* **Exercise instructions**:
Identify all lines in the listing that include the word "Верхоянский", and copy them out.

** start of Extracted material **

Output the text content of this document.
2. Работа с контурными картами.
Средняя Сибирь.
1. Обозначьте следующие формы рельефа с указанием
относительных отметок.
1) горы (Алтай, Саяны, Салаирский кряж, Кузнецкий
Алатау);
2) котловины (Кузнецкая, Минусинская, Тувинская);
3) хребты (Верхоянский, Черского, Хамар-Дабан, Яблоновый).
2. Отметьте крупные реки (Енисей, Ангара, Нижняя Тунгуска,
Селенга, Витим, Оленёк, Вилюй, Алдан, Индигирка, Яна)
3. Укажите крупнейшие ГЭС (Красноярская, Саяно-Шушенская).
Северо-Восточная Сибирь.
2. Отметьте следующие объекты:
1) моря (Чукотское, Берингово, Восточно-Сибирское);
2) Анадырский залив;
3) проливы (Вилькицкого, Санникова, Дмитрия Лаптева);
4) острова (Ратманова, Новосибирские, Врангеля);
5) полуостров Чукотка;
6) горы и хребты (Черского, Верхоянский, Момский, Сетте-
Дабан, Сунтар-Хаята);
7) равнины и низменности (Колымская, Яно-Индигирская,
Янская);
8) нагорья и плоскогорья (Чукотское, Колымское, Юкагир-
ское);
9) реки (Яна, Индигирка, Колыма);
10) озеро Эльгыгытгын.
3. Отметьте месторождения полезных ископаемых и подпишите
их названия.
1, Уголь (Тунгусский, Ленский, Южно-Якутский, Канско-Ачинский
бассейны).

** end of Extracted material **

* **Solution to this exercise**:
3) хребты (Верхоянский, Черского, Хамар-Дабан, Яблоновый).
6) горы и хребты (Черского, Верхоянский, Момский, Сетте-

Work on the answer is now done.